* _EXERCISE DESCRIPTION_
Isolate every line in the records below with "damped" in it.
[LISTED RECORDS start]
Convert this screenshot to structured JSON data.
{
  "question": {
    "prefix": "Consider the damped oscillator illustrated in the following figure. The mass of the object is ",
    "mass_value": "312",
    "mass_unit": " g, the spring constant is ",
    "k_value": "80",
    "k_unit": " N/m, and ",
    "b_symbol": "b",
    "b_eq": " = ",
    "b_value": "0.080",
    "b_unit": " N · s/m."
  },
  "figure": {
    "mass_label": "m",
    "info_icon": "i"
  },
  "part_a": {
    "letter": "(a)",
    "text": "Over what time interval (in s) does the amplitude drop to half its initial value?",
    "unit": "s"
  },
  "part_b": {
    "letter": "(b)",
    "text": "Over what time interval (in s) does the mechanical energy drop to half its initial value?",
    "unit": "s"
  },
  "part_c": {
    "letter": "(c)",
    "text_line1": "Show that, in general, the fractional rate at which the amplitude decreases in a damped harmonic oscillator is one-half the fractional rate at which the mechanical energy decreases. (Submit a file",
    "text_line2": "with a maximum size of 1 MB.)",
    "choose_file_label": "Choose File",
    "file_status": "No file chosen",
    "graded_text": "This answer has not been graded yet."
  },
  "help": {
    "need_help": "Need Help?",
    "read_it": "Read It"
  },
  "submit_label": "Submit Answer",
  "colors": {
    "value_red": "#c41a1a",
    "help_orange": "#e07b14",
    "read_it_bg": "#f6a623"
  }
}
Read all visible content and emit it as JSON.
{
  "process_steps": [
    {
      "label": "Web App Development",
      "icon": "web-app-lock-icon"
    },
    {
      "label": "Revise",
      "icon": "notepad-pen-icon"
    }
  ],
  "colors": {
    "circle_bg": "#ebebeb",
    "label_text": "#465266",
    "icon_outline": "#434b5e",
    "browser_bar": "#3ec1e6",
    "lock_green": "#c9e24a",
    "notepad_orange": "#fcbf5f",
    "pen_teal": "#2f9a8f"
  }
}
[LISTED RECORDS end]
[LISTED RECORDS start]
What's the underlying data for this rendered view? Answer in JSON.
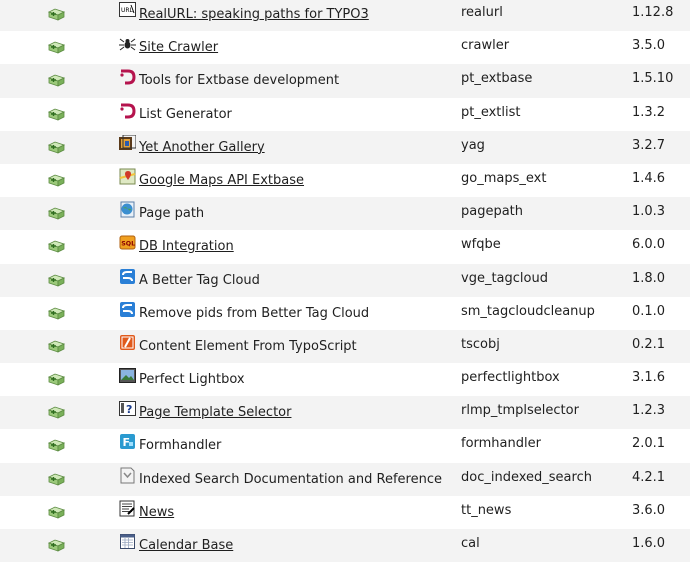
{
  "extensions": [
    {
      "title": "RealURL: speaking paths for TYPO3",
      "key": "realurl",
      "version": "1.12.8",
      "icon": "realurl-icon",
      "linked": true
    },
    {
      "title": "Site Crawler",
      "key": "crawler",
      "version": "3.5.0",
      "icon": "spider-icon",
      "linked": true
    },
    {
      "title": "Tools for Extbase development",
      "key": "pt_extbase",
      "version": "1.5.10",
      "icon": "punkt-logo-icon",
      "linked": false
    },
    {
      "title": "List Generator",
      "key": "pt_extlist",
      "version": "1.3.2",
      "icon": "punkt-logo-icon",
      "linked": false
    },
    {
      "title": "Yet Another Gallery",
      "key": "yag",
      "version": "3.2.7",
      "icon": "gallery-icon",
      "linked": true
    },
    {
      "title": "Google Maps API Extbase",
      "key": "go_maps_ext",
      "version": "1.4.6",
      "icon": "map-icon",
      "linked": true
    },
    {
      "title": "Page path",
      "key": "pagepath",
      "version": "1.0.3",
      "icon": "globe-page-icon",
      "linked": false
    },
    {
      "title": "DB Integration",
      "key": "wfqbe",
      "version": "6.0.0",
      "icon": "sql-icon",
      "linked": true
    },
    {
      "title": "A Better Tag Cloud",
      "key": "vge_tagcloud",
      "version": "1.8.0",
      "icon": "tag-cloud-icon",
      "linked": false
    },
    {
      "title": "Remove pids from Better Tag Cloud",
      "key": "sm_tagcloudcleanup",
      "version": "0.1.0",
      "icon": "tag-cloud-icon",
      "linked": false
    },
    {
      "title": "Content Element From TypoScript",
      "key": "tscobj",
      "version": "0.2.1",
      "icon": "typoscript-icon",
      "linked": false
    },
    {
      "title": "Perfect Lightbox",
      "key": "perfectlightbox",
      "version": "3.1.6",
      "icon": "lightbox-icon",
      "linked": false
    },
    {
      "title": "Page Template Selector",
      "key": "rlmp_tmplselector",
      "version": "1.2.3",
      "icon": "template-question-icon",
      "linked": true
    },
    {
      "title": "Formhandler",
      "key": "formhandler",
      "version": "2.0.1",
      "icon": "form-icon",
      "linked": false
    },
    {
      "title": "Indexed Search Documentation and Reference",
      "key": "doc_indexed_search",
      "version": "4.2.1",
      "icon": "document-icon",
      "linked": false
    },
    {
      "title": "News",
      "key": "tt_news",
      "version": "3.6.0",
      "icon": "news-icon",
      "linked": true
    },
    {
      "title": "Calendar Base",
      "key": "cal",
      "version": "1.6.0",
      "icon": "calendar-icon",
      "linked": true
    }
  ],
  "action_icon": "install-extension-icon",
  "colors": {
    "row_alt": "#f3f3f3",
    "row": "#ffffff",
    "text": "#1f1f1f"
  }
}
[LISTED RECORDS end]
[LISTED RECORDS start]
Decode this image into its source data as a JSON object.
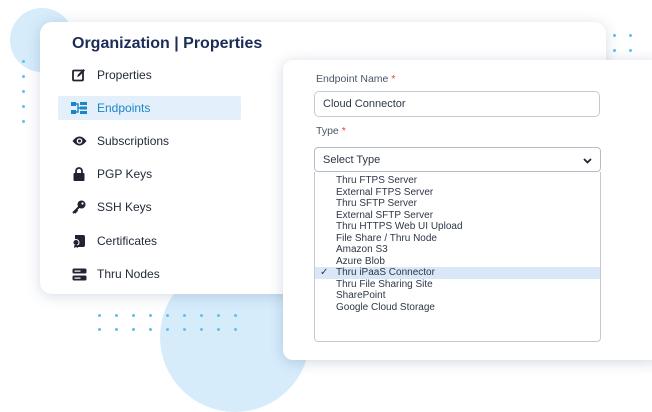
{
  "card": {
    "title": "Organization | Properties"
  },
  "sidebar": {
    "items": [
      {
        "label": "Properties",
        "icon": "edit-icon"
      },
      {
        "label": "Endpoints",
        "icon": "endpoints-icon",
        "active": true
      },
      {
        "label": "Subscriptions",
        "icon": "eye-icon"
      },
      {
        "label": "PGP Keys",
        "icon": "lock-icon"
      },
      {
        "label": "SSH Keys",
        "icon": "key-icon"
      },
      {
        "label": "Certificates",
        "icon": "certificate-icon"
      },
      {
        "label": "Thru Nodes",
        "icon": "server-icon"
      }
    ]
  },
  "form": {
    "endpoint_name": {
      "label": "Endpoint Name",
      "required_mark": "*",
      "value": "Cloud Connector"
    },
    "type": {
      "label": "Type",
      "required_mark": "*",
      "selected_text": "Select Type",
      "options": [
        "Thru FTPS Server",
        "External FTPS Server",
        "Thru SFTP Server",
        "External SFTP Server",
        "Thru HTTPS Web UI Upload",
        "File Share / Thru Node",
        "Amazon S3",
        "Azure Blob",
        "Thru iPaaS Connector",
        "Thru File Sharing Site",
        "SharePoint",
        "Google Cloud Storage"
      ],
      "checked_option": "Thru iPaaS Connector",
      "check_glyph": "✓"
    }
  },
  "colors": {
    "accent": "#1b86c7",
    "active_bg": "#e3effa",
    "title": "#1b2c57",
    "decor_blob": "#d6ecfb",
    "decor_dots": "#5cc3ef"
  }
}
[LISTED RECORDS end]
* _EXERCISE SOLUTION_
    "prefix": "Consider the damped oscillator illustrated in the following figure. The mass of the object is ",
    "text_line1": "Show that, in general, the fractional rate at which the amplitude decreases in a damped harmonic oscillator is one-half the fractional rate at which the mechanical energy decreases. (Submit a file",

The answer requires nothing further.